INPUT MATERIAL:
__________

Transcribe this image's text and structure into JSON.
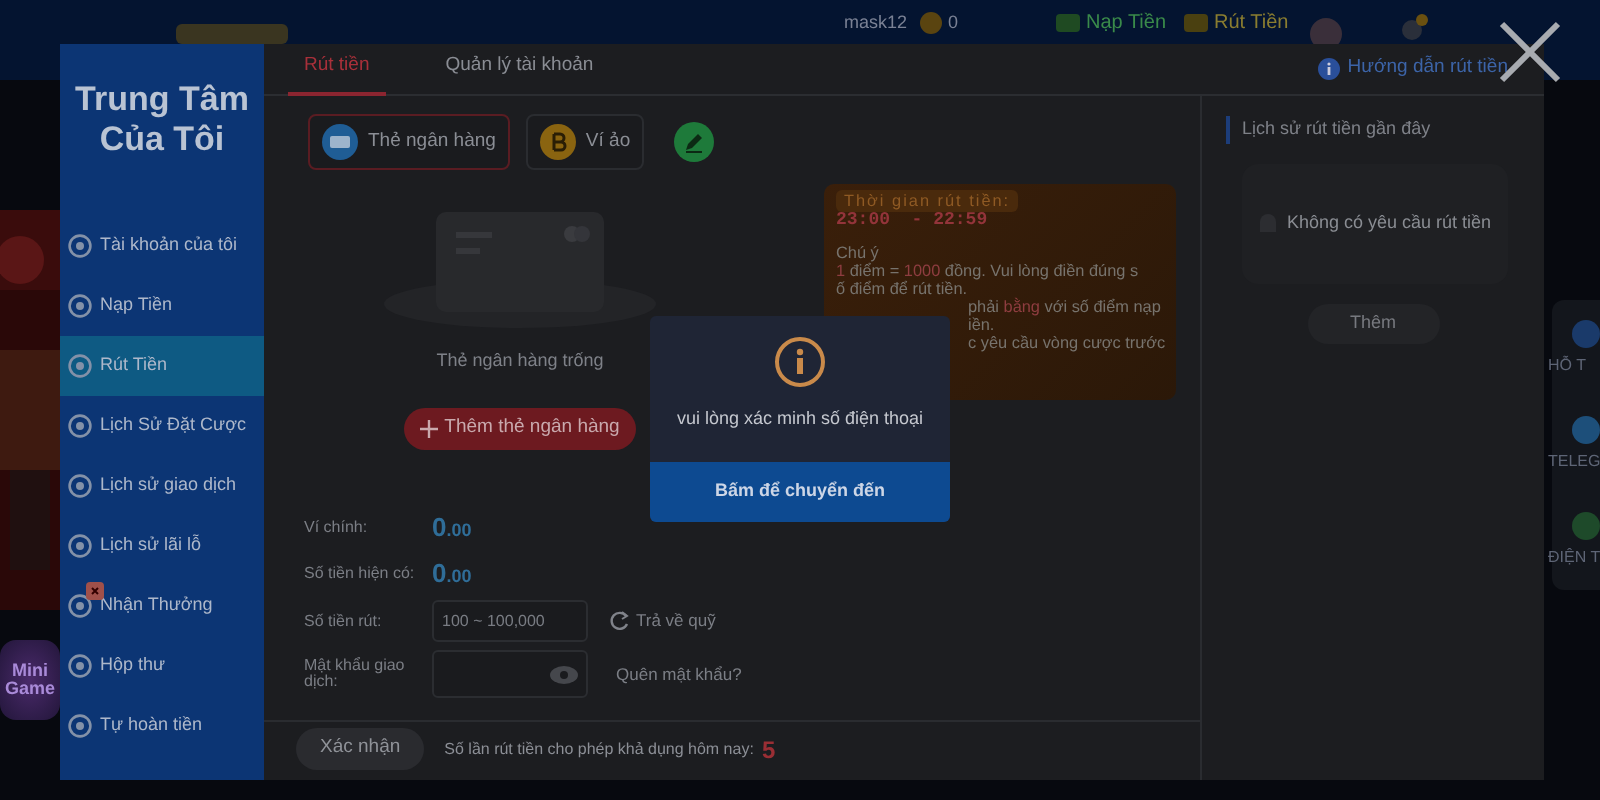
{
  "background_site": {
    "username": "mask12",
    "balance": "0",
    "deposit": "Nạp Tiền",
    "withdraw": "Rút Tiền",
    "side_widget": [
      "HỖ T",
      "TELEG",
      "ĐIỆN T"
    ],
    "minigame": "Mini Game"
  },
  "sidebar": {
    "title": "Trung Tâm Của Tôi",
    "items": [
      {
        "label": "Tài khoản của tôi",
        "selected": false
      },
      {
        "label": "Nạp Tiền",
        "selected": false
      },
      {
        "label": "Rút Tiền",
        "selected": true
      },
      {
        "label": "Lịch Sử Đặt Cược",
        "selected": false
      },
      {
        "label": "Lịch sử giao dịch",
        "selected": false
      },
      {
        "label": "Lịch sử lãi lỗ",
        "selected": false
      },
      {
        "label": "Nhận Thưởng",
        "selected": false
      },
      {
        "label": "Hộp thư",
        "selected": false
      },
      {
        "label": "Tự hoàn tiền",
        "selected": false
      }
    ]
  },
  "tabs": [
    {
      "label": "Rút tiền",
      "selected": true
    },
    {
      "label": "Quản lý tài khoản",
      "selected": false
    }
  ],
  "help_link": "Hướng dẫn rút tiền",
  "methods": [
    {
      "kind": "bank",
      "label": "Thẻ ngân hàng",
      "selected": true
    },
    {
      "kind": "crypto",
      "label": "Ví ảo",
      "selected": false
    },
    {
      "kind": "edit",
      "selected": false
    }
  ],
  "bank_card": {
    "empty_text": "Thẻ ngân hàng trống",
    "add_button": "Thêm thẻ ngân hàng"
  },
  "notice": {
    "time_label": "Thời gian rút tiền:",
    "time_range": "23:00  - 22:59",
    "title": "Chú ý",
    "lines": [
      {
        "kind": "full",
        "segments": [
          {
            "text": "1",
            "highlight": true
          },
          {
            "text": " điểm = ",
            "highlight": false
          },
          {
            "text": "1000",
            "highlight": true
          },
          {
            "text": " đồng. Vui lòng điền đúng s",
            "highlight": false
          }
        ]
      },
      {
        "kind": "full",
        "segments": [
          {
            "text": "ố điểm để rút tiền.",
            "highlight": false
          }
        ]
      },
      {
        "kind": "fragment",
        "segments": [
          {
            "text": "phải ",
            "highlight": false
          },
          {
            "text": "bằng",
            "highlight": true
          },
          {
            "text": " với số điểm nạp",
            "highlight": false
          }
        ]
      },
      {
        "kind": "fragment",
        "segments": [
          {
            "text": "iền.",
            "highlight": false
          }
        ]
      },
      {
        "kind": "fragment",
        "segments": [
          {
            "text": "c yêu cầu vòng cược trước",
            "highlight": false
          }
        ]
      }
    ]
  },
  "form": [
    {
      "kind": "amount",
      "label": "Ví chính:",
      "integer": "0",
      "decimal": ".00"
    },
    {
      "kind": "amount",
      "label": "Số tiền hiện có:",
      "integer": "0",
      "decimal": ".00"
    },
    {
      "kind": "input",
      "label": "Số tiền rút:",
      "placeholder": "100 ~ 100,000",
      "action": "Trả về quỹ"
    },
    {
      "kind": "password",
      "label": "Mật khẩu giao dịch:",
      "action": "Quên mật khẩu?"
    }
  ],
  "footer": {
    "confirm": "Xác nhận",
    "limit_text": "Số lần rút tiền cho phép khả dụng hôm nay:",
    "limit_count": "5"
  },
  "history": {
    "title": "Lịch sử rút tiền gần đây",
    "empty": "Không có yêu cầu rút tiền",
    "more": "Thêm"
  },
  "modal": {
    "message": "vui lòng xác minh số điện thoại",
    "button": "Bấm để chuyển đến"
  }
}
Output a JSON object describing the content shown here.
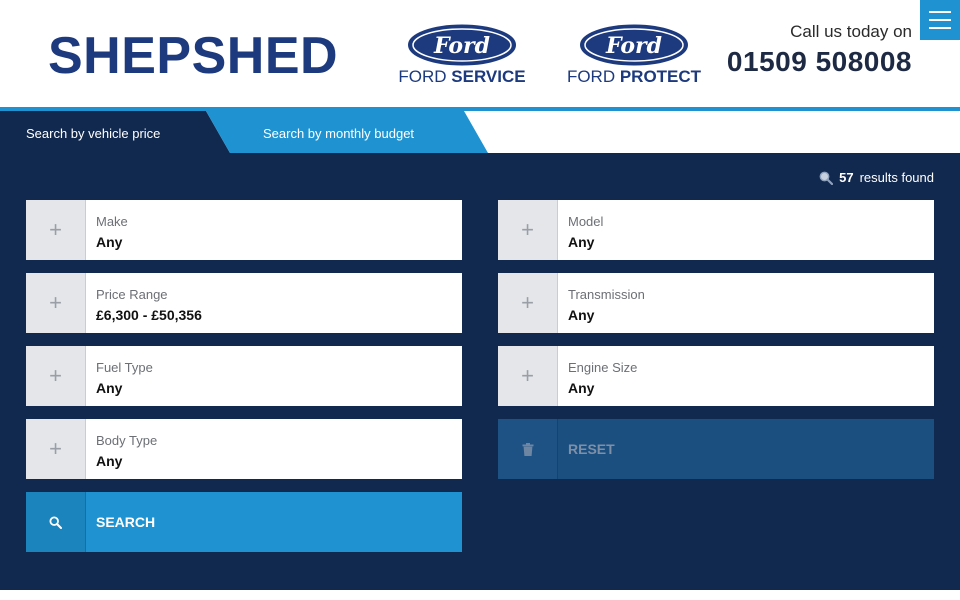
{
  "header": {
    "brand": "SHEPSHED",
    "logos": [
      {
        "oval_text": "Ford",
        "caption_light": "FORD ",
        "caption_bold": "SERVICE"
      },
      {
        "oval_text": "Ford",
        "caption_light": "FORD ",
        "caption_bold": "PROTECT"
      }
    ],
    "call_label": "Call us today on",
    "phone": "01509 508008",
    "menu_icon": "hamburger-icon"
  },
  "tabs": [
    {
      "label": "Search by vehicle price",
      "active": true
    },
    {
      "label": "Search by monthly budget",
      "active": false
    }
  ],
  "results": {
    "count": "57",
    "suffix": "results found",
    "icon": "search-icon"
  },
  "filters": [
    {
      "label": "Make",
      "value": "Any"
    },
    {
      "label": "Model",
      "value": "Any"
    },
    {
      "label": "Price Range",
      "value": "£6,300 - £50,356"
    },
    {
      "label": "Transmission",
      "value": "Any"
    },
    {
      "label": "Fuel Type",
      "value": "Any"
    },
    {
      "label": "Engine Size",
      "value": "Any"
    },
    {
      "label": "Body Type",
      "value": "Any"
    }
  ],
  "buttons": {
    "search": "SEARCH",
    "reset": "RESET"
  },
  "colors": {
    "brand_navy": "#1d3a7e",
    "accent_blue": "#1f93d1",
    "panel_navy": "#12294f",
    "reset_blue": "#1b4f80"
  }
}
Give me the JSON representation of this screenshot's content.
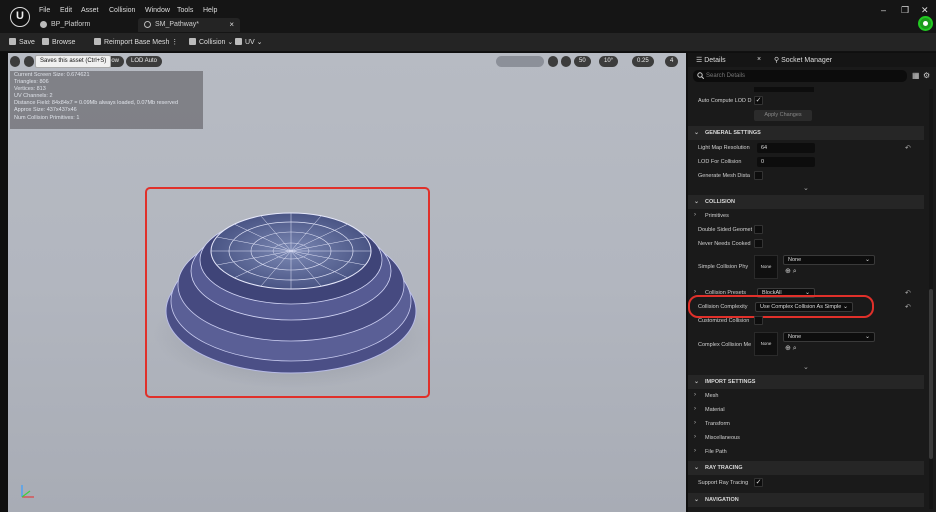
{
  "app": {
    "logo": "U",
    "menu": [
      "File",
      "Edit",
      "Asset",
      "Collision",
      "Window",
      "Tools",
      "Help"
    ],
    "tabs": [
      {
        "label": "BP_Platform",
        "icon": "blueprint-icon"
      },
      {
        "label": "SM_Pathway*",
        "icon": "static-mesh-icon"
      }
    ],
    "tab_close": "×",
    "window_controls": {
      "minimize": "–",
      "maximize": "❐",
      "close": "✕"
    }
  },
  "toolbar": {
    "save_label": "Save",
    "browse_label": "Browse",
    "reimport_label": "Reimport Base Mesh",
    "collision_label": "Collision",
    "uv_label": "UV",
    "tooltip": "Saves this asset (Ctrl+S)"
  },
  "viewport": {
    "show_label": "how",
    "lod_label": "LOD Auto",
    "right_controls": [
      "50",
      "10°",
      "0.25",
      "4"
    ],
    "stats": [
      "Current Screen Size: 0.674621",
      "Triangles: 806",
      "Vertices: 813",
      "UV Channels: 2",
      "Distance Field: 84x84x7 = 0.09Mb always loaded, 0.07Mb reserved",
      "Approx Size: 437x437x46",
      "Num Collision Primitives: 1"
    ]
  },
  "details": {
    "tab_details": "Details",
    "tab_socket_manager": "Socket Manager",
    "search_placeholder": "Search Details",
    "auto_compute_lod_label": "Auto Compute LOD D",
    "apply_changes_label": "Apply Changes",
    "general_settings": {
      "title": "GENERAL SETTINGS",
      "light_map_resolution_label": "Light Map Resolution",
      "light_map_resolution_value": "64",
      "lod_for_collision_label": "LOD For Collision",
      "lod_for_collision_value": "0",
      "generate_mesh_dist_label": "Generate Mesh Dista"
    },
    "collision": {
      "title": "COLLISION",
      "primitives_label": "Primitives",
      "double_sided_label": "Double Sided Geomet",
      "never_needs_cooked_label": "Never Needs Cooked",
      "simple_collision_phys_label": "Simple Collision Phy",
      "simple_collision_thumb": "None",
      "simple_collision_value": "None",
      "collision_presets_label": "Collision Presets",
      "collision_presets_value": "BlockAll",
      "collision_complexity_label": "Collision Complexity",
      "collision_complexity_value": "Use Complex Collision As Simple",
      "customized_collision_label": "Customized Collision",
      "complex_collision_mesh_label": "Complex Collision Me",
      "complex_collision_thumb": "None",
      "complex_collision_value": "None"
    },
    "import_settings": {
      "title": "IMPORT SETTINGS",
      "items": [
        "Mesh",
        "Material",
        "Transform",
        "Miscellaneous",
        "File Path"
      ]
    },
    "ray_tracing": {
      "title": "RAY TRACING",
      "support_ray_tracing_label": "Support Ray Tracing"
    },
    "navigation": {
      "title": "NAVIGATION"
    }
  },
  "colors": {
    "highlight_red": "#e0302a",
    "accent_green": "#1b9b1b"
  }
}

__________

EXERCISE DIRECTIONS:
All lines in the data that contain the word "title" should be copied.

REPLY:
    "title": "Trung Tâm Của Tôi",
    "title": "Chú ý",
    "title": "Lịch sử rút tiền gần đây",
      "title": "GENERAL SETTINGS",
      "title": "COLLISION",
      "title": "IMPORT SETTINGS",
      "title": "RAY TRACING",
      "title": "NAVIGATION"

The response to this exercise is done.